**What to work on**
What is the number of lines in these entries that include "системы"? Write that number and no other text.

(Items from a data source)
----
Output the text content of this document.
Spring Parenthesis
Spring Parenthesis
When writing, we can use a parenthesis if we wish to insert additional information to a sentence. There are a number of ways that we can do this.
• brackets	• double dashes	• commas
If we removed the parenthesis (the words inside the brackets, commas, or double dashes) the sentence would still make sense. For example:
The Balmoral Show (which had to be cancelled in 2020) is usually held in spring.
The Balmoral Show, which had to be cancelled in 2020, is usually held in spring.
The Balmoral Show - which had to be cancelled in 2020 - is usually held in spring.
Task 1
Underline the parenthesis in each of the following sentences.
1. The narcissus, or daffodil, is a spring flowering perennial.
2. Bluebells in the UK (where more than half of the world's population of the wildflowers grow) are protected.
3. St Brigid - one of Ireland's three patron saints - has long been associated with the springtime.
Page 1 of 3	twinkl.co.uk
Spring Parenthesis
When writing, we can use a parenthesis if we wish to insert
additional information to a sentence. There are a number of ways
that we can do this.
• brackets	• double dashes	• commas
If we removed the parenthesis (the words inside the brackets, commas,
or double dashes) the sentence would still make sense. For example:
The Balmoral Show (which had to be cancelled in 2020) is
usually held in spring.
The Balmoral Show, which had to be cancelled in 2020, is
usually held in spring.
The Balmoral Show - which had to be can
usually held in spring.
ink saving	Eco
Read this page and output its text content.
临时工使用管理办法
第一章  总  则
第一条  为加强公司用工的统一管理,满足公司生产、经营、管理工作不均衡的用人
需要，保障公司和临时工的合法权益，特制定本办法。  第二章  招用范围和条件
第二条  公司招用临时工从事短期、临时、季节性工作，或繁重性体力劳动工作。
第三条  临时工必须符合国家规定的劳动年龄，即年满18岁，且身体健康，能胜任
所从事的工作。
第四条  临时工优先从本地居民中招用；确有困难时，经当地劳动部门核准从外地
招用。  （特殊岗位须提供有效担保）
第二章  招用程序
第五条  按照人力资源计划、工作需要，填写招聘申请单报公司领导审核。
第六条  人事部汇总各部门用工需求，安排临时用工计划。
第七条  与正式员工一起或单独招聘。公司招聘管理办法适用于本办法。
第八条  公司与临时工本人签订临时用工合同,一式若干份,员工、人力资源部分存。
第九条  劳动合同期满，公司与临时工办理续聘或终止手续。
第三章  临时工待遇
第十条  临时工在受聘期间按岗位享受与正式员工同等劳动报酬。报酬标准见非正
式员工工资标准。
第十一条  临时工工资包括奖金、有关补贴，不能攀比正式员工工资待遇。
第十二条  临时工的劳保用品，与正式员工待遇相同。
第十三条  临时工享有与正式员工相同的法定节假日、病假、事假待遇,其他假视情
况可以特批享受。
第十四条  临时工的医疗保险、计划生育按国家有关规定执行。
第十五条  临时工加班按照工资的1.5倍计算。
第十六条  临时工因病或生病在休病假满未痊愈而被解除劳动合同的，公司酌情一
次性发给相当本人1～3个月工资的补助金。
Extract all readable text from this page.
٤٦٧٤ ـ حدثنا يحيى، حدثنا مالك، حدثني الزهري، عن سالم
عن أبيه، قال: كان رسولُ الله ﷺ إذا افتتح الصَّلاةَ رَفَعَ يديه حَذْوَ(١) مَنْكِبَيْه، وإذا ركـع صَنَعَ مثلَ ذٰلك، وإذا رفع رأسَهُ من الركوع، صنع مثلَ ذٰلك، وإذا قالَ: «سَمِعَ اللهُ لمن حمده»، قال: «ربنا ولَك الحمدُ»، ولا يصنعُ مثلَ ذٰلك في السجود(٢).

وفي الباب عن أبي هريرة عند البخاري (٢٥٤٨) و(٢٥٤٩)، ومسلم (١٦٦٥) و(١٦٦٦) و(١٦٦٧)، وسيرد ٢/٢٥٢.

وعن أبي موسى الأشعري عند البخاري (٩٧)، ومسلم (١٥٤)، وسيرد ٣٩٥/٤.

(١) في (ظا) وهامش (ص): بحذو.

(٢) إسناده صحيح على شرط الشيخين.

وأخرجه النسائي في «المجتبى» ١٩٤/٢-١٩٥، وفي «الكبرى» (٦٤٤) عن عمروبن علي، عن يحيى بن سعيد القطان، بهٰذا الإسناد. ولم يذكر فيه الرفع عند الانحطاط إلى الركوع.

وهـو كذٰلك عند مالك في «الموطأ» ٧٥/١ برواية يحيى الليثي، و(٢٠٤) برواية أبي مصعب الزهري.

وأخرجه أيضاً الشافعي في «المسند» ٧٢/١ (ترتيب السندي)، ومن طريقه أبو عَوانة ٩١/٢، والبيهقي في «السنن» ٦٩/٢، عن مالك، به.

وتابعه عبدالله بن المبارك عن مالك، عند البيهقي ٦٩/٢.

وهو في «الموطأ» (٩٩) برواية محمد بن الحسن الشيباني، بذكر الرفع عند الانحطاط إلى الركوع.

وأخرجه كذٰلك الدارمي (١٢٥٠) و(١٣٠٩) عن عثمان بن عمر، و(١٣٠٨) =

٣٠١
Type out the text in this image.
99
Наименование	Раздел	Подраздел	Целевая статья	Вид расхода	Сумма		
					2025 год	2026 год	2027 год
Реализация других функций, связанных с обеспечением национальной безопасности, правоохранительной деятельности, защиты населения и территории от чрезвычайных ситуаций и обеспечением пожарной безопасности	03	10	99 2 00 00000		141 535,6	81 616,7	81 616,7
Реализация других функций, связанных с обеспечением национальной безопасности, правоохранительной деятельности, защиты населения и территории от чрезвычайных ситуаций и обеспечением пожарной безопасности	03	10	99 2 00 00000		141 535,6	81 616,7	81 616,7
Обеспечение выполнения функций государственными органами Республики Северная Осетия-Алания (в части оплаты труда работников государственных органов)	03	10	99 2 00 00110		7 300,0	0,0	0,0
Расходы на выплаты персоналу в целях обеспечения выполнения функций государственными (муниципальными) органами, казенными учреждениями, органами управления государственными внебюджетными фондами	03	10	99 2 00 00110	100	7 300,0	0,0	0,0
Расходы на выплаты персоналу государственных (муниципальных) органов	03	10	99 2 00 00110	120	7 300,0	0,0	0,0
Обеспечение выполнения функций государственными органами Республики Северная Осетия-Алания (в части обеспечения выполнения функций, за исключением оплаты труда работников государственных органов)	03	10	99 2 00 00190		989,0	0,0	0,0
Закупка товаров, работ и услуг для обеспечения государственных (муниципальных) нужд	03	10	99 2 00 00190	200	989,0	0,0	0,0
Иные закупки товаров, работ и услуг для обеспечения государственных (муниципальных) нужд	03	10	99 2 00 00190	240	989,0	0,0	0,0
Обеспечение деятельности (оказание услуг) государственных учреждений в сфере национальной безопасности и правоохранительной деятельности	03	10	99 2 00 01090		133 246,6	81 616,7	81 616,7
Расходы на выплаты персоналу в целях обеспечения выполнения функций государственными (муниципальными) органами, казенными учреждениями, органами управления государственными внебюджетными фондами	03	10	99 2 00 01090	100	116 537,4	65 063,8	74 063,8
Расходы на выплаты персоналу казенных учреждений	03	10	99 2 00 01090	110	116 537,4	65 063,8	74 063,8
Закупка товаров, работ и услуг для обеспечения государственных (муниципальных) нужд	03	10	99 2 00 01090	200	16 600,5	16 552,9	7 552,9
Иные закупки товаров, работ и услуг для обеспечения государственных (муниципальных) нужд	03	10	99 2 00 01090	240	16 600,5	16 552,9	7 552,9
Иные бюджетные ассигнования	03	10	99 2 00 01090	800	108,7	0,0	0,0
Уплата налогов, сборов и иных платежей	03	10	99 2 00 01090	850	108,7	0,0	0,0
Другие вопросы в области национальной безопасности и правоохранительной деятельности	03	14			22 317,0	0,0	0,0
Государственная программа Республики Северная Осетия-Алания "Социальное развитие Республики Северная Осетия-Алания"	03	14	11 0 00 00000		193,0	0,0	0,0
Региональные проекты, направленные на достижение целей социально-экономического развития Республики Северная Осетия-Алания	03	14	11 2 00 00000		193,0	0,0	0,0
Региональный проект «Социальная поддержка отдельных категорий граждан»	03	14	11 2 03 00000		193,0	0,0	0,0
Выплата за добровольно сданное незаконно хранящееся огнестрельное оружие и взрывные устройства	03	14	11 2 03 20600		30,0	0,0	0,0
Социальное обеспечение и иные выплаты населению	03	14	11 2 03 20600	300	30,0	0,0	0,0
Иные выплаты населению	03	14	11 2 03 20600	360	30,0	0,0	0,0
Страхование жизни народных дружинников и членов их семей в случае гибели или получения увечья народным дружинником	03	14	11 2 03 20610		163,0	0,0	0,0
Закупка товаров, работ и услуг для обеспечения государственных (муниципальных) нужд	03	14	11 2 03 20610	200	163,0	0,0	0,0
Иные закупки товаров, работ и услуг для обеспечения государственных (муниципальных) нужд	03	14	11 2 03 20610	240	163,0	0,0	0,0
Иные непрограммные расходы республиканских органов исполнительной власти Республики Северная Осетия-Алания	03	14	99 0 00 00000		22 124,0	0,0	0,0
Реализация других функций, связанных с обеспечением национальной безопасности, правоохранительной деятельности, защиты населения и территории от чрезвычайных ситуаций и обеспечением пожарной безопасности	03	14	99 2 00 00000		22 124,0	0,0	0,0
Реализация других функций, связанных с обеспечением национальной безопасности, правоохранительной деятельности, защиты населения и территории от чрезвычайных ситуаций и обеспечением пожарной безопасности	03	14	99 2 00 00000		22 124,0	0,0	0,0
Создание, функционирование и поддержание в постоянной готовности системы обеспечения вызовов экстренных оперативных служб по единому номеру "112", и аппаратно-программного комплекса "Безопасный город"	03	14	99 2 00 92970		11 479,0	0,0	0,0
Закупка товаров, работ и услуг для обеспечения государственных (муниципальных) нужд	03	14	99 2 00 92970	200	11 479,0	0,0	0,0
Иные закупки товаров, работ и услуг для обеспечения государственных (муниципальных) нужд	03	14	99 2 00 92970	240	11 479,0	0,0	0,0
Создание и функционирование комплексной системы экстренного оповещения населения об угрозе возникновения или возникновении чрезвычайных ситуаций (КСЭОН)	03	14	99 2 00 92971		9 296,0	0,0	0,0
----
**Worked solution**
2